**Work to do**
Check every line below for the word "JSON" and show those that hold it.

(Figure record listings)
★ ★ ★ ★ ★

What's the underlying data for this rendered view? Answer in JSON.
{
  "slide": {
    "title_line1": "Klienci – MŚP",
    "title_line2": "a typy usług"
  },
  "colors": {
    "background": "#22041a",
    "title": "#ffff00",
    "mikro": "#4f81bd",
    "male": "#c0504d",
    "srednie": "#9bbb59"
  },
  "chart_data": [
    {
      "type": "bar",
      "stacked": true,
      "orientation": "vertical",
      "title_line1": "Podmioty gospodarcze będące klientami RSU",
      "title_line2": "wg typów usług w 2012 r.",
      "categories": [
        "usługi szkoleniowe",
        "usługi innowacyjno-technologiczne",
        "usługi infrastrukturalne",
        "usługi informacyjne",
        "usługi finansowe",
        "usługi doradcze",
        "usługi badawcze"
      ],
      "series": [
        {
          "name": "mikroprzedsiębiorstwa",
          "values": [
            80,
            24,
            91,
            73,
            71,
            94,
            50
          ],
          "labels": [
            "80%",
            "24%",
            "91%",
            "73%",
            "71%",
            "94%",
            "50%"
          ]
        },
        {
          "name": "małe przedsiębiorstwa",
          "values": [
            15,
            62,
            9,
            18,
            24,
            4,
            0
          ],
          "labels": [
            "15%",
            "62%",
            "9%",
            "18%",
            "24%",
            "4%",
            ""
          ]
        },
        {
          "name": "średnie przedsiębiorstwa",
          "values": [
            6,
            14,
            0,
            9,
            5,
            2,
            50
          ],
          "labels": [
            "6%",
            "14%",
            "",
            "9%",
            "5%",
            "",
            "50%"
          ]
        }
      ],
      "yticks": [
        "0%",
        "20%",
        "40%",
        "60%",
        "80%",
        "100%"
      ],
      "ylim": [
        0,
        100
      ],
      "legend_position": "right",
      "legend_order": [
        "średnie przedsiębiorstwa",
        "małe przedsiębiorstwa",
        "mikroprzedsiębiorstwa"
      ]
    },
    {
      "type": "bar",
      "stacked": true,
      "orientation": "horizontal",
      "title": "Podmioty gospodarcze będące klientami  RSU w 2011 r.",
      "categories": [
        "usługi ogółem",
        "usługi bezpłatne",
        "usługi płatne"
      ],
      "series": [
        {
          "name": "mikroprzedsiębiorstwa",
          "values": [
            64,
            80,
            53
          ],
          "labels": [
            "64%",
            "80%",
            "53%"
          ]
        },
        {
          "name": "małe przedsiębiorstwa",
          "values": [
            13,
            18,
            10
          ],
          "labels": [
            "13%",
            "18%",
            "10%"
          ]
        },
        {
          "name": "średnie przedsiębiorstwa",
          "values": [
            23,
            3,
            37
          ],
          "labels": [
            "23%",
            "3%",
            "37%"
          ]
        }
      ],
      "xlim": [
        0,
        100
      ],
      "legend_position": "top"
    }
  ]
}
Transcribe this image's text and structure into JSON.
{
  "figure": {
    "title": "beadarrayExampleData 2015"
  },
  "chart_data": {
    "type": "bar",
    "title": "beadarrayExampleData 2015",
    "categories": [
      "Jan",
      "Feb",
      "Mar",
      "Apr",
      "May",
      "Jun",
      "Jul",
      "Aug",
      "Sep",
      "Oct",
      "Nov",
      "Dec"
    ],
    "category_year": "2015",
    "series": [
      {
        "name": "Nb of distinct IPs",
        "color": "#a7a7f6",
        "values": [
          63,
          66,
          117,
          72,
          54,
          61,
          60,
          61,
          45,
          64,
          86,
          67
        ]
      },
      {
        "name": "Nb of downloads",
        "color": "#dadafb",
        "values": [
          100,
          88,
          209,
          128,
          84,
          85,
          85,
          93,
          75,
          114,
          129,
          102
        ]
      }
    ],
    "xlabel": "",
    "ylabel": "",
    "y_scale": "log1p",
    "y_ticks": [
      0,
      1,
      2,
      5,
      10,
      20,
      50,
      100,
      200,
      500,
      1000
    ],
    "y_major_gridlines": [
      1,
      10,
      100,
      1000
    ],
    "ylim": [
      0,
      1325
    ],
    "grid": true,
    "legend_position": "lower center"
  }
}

★ ★ ★ ★ ★

**Exercise answer**
What's the underlying data for this rendered view? Answer in JSON.
Transcribe this image's text and structure into JSON.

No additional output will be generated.